- **STATED TASK**:
Find the lines that hold the word "yaitu" and return them.

[Excerpt from a dataset]
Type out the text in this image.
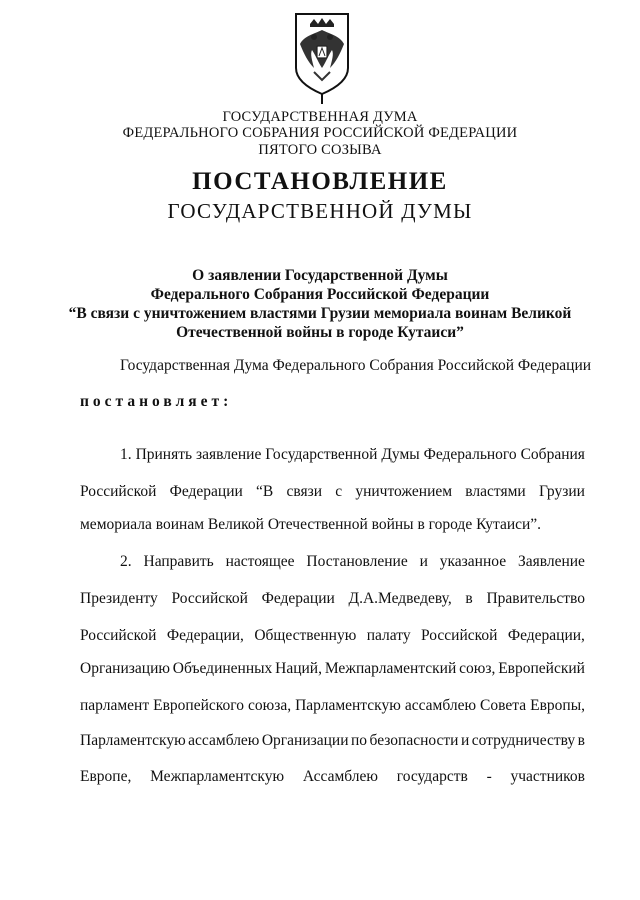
ГОСУДАРСТВЕННАЯ ДУМА
ФЕДЕРАЛЬНОГО СОБРАНИЯ РОССИЙСКОЙ ФЕДЕРАЦИИ
ПЯТОГО СОЗЫВА
ПОСТАНОВЛЕНИЕ
ГОСУДАРСТВЕННОЙ ДУМЫ
О заявлении Государственной Думы
Федерального Собрания Российской Федерации
“В связи с уничтожением властями Грузии мемориала воинам Великой
Отечественной войны в городе Кутаиси”
Государственная Дума Федерального Собрания Российской Федерации
постановляет:
1. Принять заявление Государственной Думы Федерального Собрания
Российской Федерации “В связи с уничтожением властями Грузии
мемориала воинам Великой Отечественной войны в городе Кутаиси”.
2. Направить настоящее Постановление и указанное Заявление
Президенту Российской Федерации Д.А.Медведеву, в Правительство
Российской Федерации, Общественную палату Российской Федерации,
Организацию Объединенных Наций, Межпарламентский союз, Европейский
парламент Европейского союза, Парламентскую ассамблею Совета Европы,
Парламентскую ассамблею Организации по безопасности и сотрудничеству в
Европе, Межпарламентскую Ассамблею государств - участников
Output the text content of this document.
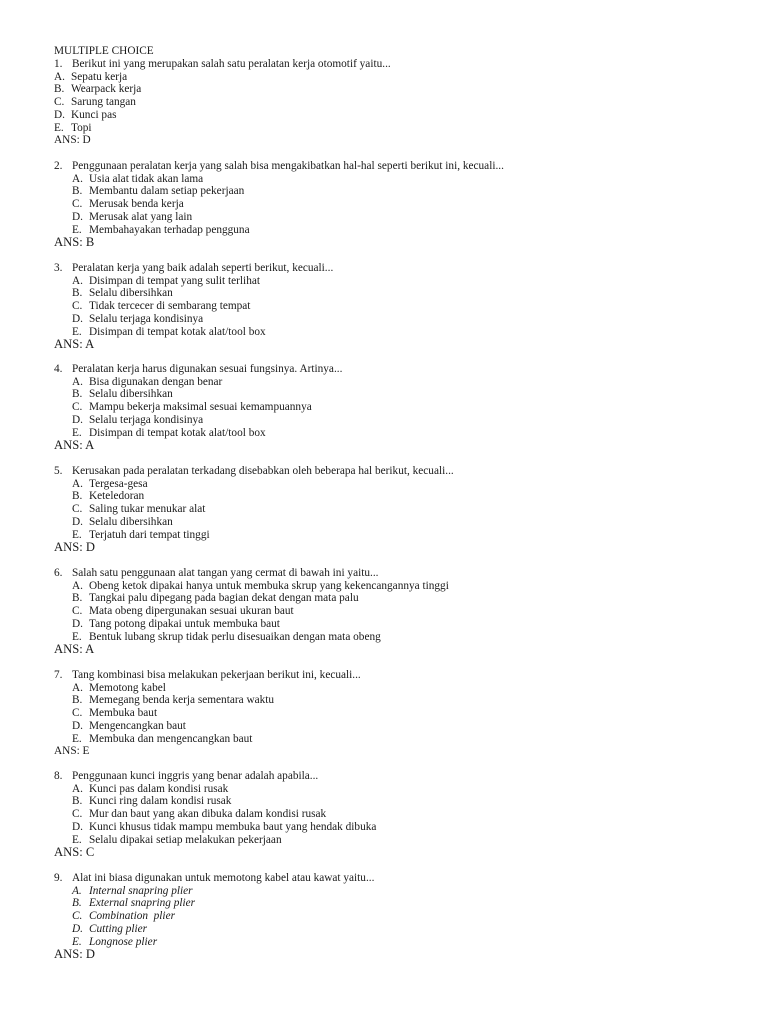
MULTIPLE CHOICE
1. Berikut ini yang merupakan salah satu peralatan kerja otomotif yaitu...
A. Sepatu kerja
B. Wearpack kerja
C. Sarung tangan
D. Kunci pas
E. Topi
ANS: D
2. Penggunaan peralatan kerja yang salah bisa mengakibatkan hal-hal seperti berikut ini, kecuali...
A. Usia alat tidak akan lama
B. Membantu dalam setiap pekerjaan
C. Merusak benda kerja
D. Merusak alat yang lain
E. Membahayakan terhadap pengguna
ANS: B
3. Peralatan kerja yang baik adalah seperti berikut, kecuali...
A. Disimpan di tempat yang sulit terlihat
B. Selalu dibersihkan
C. Tidak tercecer di sembarang tempat
D. Selalu terjaga kondisinya
E. Disimpan di tempat kotak alat/tool box
ANS: A
4. Peralatan kerja harus digunakan sesuai fungsinya. Artinya...
A. Bisa digunakan dengan benar
B. Selalu dibersihkan
C. Mampu bekerja maksimal sesuai kemampuannya
D. Selalu terjaga kondisinya
E. Disimpan di tempat kotak alat/tool box
ANS: A
5. Kerusakan pada peralatan terkadang disebabkan oleh beberapa hal berikut, kecuali...
A. Tergesa-gesa
B. Keteledoran
C. Saling tukar menukar alat
D. Selalu dibersihkan
E. Terjatuh dari tempat tinggi
ANS: D
6. Salah satu penggunaan alat tangan yang cermat di bawah ini yaitu...
A. Obeng ketok dipakai hanya untuk membuka skrup yang kekencangannya tinggi
B. Tangkai palu dipegang pada bagian dekat dengan mata palu
C. Mata obeng dipergunakan sesuai ukuran baut
D. Tang potong dipakai untuk membuka baut
E. Bentuk lubang skrup tidak perlu disesuaikan dengan mata obeng
ANS: A
7. Tang kombinasi bisa melakukan pekerjaan berikut ini, kecuali...
A. Memotong kabel
B. Memegang benda kerja sementara waktu
C. Membuka baut
D. Mengencangkan baut
E. Membuka dan mengencangkan baut
ANS: E
8. Penggunaan kunci inggris yang benar adalah apabila...
A. Kunci pas dalam kondisi rusak
B. Kunci ring dalam kondisi rusak
C. Mur dan baut yang akan dibuka dalam kondisi rusak
D. Kunci khusus tidak mampu membuka baut yang hendak dibuka
E. Selalu dipakai setiap melakukan pekerjaan
ANS: C
9. Alat ini biasa digunakan untuk memotong kabel atau kawat yaitu...
A. Internal snapring plier
B. External snapring plier
C. Combination  plier
D. Cutting plier
E. Longnose plier
ANS: D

- **PROBLEM SOLUTION**:
1. Berikut ini yang merupakan salah satu peralatan kerja otomotif yaitu...
6. Salah satu penggunaan alat tangan yang cermat di bawah ini yaitu...
9. Alat ini biasa digunakan untuk memotong kabel atau kawat yaitu...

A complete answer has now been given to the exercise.